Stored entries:
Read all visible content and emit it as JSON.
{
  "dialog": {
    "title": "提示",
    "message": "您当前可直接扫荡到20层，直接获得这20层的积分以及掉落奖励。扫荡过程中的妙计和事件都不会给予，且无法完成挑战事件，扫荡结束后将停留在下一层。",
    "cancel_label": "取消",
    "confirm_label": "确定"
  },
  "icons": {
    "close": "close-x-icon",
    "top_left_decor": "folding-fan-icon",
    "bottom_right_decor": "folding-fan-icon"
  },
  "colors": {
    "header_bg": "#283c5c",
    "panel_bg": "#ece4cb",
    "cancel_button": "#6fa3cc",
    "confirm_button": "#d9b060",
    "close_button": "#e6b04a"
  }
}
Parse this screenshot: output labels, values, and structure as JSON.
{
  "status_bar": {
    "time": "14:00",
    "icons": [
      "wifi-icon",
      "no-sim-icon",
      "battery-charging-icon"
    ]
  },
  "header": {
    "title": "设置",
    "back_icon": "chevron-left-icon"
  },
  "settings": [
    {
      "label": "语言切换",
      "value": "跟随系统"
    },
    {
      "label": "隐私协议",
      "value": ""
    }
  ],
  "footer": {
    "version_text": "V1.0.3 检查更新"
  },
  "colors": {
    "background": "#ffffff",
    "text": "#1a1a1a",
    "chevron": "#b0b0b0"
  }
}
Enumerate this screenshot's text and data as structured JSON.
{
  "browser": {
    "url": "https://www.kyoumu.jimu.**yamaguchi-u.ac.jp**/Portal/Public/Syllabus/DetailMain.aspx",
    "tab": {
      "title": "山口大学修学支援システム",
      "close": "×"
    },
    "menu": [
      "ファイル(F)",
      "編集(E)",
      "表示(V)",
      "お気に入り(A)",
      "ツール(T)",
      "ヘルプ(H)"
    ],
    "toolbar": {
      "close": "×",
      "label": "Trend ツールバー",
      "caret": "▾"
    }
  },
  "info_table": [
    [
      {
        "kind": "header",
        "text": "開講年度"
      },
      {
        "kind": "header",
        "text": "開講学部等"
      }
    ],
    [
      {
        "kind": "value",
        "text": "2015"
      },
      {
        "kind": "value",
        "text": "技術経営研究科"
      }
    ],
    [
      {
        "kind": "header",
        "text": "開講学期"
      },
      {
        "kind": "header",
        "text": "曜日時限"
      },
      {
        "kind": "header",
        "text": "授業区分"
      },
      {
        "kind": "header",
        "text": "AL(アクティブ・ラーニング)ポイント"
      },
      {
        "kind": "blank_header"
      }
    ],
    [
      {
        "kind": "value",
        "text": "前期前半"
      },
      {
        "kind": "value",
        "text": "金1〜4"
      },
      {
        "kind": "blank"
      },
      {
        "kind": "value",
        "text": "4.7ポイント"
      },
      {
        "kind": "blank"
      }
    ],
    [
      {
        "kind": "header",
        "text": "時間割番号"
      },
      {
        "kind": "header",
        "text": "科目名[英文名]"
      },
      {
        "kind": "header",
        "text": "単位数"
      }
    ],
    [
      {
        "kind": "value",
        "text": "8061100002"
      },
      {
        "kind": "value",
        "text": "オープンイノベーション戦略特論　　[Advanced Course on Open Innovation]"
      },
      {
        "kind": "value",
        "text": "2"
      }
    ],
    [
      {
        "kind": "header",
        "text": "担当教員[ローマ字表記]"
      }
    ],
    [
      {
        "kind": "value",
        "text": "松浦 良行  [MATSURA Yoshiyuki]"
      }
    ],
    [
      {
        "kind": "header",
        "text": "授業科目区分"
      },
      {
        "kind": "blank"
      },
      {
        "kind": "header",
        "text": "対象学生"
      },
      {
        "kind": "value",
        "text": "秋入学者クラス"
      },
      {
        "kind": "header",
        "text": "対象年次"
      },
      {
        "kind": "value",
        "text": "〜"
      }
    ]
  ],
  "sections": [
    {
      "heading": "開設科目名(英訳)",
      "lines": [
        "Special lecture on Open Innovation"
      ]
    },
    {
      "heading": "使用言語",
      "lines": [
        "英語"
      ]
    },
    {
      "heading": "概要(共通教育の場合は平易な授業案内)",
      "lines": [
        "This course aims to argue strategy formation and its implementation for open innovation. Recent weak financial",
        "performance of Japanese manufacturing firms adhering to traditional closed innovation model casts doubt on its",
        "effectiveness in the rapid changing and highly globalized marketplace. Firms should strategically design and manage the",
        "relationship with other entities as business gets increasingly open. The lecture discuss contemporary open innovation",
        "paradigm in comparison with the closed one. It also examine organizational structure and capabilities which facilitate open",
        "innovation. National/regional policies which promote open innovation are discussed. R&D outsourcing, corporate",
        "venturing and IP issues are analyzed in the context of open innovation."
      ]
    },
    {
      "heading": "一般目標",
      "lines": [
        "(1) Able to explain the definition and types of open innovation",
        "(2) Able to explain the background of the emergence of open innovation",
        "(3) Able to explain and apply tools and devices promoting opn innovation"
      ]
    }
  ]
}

— Set problem —
Repeat the listing above without any change.

— Response to this exercise —
Read all visible content and emit it as JSON.
{
  "dialog": {
    "title": "提示",
    "message": "您当前可直接扫荡到20层，直接获得这20层的积分以及掉落奖励。扫荡过程中的妙计和事件都不会给予，且无法完成挑战事件，扫荡结束后将停留在下一层。",
    "cancel_label": "取消",
    "confirm_label": "确定"
  },
  "icons": {
    "close": "close-x-icon",
    "top_left_decor": "folding-fan-icon",
    "bottom_right_decor": "folding-fan-icon"
  },
  "colors": {
    "header_bg": "#283c5c",
    "panel_bg": "#ece4cb",
    "cancel_button": "#6fa3cc",
    "confirm_button": "#d9b060",
    "close_button": "#e6b04a"
  }
}
Parse this screenshot: output labels, values, and structure as JSON.
{
  "status_bar": {
    "time": "14:00",
    "icons": [
      "wifi-icon",
      "no-sim-icon",
      "battery-charging-icon"
    ]
  },
  "header": {
    "title": "设置",
    "back_icon": "chevron-left-icon"
  },
  "settings": [
    {
      "label": "语言切换",
      "value": "跟随系统"
    },
    {
      "label": "隐私协议",
      "value": ""
    }
  ],
  "footer": {
    "version_text": "V1.0.3 检查更新"
  },
  "colors": {
    "background": "#ffffff",
    "text": "#1a1a1a",
    "chevron": "#b0b0b0"
  }
}
Enumerate this screenshot's text and data as structured JSON.
{
  "browser": {
    "url": "https://www.kyoumu.jimu.**yamaguchi-u.ac.jp**/Portal/Public/Syllabus/DetailMain.aspx",
    "tab": {
      "title": "山口大学修学支援システム",
      "close": "×"
    },
    "menu": [
      "ファイル(F)",
      "編集(E)",
      "表示(V)",
      "お気に入り(A)",
      "ツール(T)",
      "ヘルプ(H)"
    ],
    "toolbar": {
      "close": "×",
      "label": "Trend ツールバー",
      "caret": "▾"
    }
  },
  "info_table": [
    [
      {
        "kind": "header",
        "text": "開講年度"
      },
      {
        "kind": "header",
        "text": "開講学部等"
      }
    ],
    [
      {
        "kind": "value",
        "text": "2015"
      },
      {
        "kind": "value",
        "text": "技術経営研究科"
      }
    ],
    [
      {
        "kind": "header",
        "text": "開講学期"
      },
      {
        "kind": "header",
        "text": "曜日時限"
      },
      {
        "kind": "header",
        "text": "授業区分"
      },
      {
        "kind": "header",
        "text": "AL(アクティブ・ラーニング)ポイント"
      },
      {
        "kind": "blank_header"
      }
    ],
    [
      {
        "kind": "value",
        "text": "前期前半"
      },
      {
        "kind": "value",
        "text": "金1〜4"
      },
      {
        "kind": "blank"
      },
      {
        "kind": "value",
        "text": "4.7ポイント"
      },
      {
        "kind": "blank"
      }
    ],
    [
      {
        "kind": "header",
        "text": "時間割番号"
      },
      {
        "kind": "header",
        "text": "科目名[英文名]"
      },
      {
        "kind": "header",
        "text": "単位数"
      }
    ],
    [
      {
        "kind": "value",
        "text": "8061100002"
      },
      {
        "kind": "value",
        "text": "オープンイノベーション戦略特論　　[Advanced Course on Open Innovation]"
      },
      {
        "kind": "value",
        "text": "2"
      }
    ],
    [
      {
        "kind": "header",
        "text": "担当教員[ローマ字表記]"
      }
    ],
    [
      {
        "kind": "value",
        "text": "松浦 良行  [MATSURA Yoshiyuki]"
      }
    ],
    [
      {
        "kind": "header",
        "text": "授業科目区分"
      },
      {
        "kind": "blank"
      },
      {
        "kind": "header",
        "text": "対象学生"
      },
      {
        "kind": "value",
        "text": "秋入学者クラス"
      },
      {
        "kind": "header",
        "text": "対象年次"
      },
      {
        "kind": "value",
        "text": "〜"
      }
    ]
  ],
  "sections": [
    {
      "heading": "開設科目名(英訳)",
      "lines": [
        "Special lecture on Open Innovation"
      ]
    },
    {
      "heading": "使用言語",
      "lines": [
        "英語"
      ]
    },
    {
      "heading": "概要(共通教育の場合は平易な授業案内)",
      "lines": [
        "This course aims to argue strategy formation and its implementation for open innovation. Recent weak financial",
        "performance of Japanese manufacturing firms adhering to traditional closed innovation model casts doubt on its",
        "effectiveness in the rapid changing and highly globalized marketplace. Firms should strategically design and manage the",
        "relationship with other entities as business gets increasingly open. The lecture discuss contemporary open innovation",
        "paradigm in comparison with the closed one. It also examine organizational structure and capabilities which facilitate open",
        "innovation. National/regional policies which promote open innovation are discussed. R&D outsourcing, corporate",
        "venturing and IP issues are analyzed in the context of open innovation."
      ]
    },
    {
      "heading": "一般目標",
      "lines": [
        "(1) Able to explain the definition and types of open innovation",
        "(2) Able to explain the background of the emergence of open innovation",
        "(3) Able to explain and apply tools and devices promoting opn innovation"
      ]
    }
  ]
}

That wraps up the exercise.